**Given instruction**. Extract every line that includes the string "document".

**Rows**.
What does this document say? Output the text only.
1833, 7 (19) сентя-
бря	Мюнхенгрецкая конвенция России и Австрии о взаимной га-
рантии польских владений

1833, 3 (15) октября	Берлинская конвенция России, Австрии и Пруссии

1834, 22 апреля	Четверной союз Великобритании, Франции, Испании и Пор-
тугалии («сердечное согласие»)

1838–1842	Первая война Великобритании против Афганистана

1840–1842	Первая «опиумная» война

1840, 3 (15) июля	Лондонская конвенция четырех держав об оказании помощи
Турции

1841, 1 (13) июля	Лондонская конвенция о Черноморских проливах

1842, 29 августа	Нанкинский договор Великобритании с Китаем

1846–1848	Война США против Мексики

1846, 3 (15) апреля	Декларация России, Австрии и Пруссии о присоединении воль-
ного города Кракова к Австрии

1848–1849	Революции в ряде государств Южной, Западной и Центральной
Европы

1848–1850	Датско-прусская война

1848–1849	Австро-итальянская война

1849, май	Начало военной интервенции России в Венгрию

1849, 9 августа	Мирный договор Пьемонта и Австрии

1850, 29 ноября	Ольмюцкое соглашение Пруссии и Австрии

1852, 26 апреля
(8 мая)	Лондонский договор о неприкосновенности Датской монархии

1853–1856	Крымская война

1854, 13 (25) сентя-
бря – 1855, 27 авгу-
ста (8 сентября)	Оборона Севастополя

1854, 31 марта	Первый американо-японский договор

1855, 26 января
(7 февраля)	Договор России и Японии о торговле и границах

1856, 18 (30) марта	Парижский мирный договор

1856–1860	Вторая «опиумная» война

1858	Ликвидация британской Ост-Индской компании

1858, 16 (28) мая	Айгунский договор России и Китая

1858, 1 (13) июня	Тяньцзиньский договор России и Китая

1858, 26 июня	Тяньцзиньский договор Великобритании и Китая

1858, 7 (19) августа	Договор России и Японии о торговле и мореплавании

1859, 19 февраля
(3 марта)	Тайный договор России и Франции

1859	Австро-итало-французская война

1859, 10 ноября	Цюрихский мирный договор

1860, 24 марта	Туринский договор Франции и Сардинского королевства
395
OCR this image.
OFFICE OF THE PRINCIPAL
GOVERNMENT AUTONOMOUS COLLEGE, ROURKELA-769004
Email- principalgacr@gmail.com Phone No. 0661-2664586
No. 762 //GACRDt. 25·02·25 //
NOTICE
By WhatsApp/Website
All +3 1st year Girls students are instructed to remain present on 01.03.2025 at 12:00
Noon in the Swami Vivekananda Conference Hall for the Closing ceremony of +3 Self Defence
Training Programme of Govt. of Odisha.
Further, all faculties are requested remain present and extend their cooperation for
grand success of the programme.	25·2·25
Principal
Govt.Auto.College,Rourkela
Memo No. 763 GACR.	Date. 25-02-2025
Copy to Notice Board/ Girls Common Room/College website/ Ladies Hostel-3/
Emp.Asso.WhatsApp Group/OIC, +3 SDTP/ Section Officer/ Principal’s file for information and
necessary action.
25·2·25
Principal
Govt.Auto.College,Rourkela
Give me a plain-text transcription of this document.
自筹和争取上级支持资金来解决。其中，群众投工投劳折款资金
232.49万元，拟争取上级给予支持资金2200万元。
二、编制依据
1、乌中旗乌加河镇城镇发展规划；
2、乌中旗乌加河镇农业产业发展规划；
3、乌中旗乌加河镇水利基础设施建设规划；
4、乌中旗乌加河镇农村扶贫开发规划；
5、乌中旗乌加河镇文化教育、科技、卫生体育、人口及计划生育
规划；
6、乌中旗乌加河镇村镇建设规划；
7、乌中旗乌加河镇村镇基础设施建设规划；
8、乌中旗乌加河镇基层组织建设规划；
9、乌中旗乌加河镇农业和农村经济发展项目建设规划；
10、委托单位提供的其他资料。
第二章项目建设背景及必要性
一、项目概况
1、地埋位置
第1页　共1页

**Result below**.
What does this document say? Output the text only.
Give me a plain-text transcription of this document.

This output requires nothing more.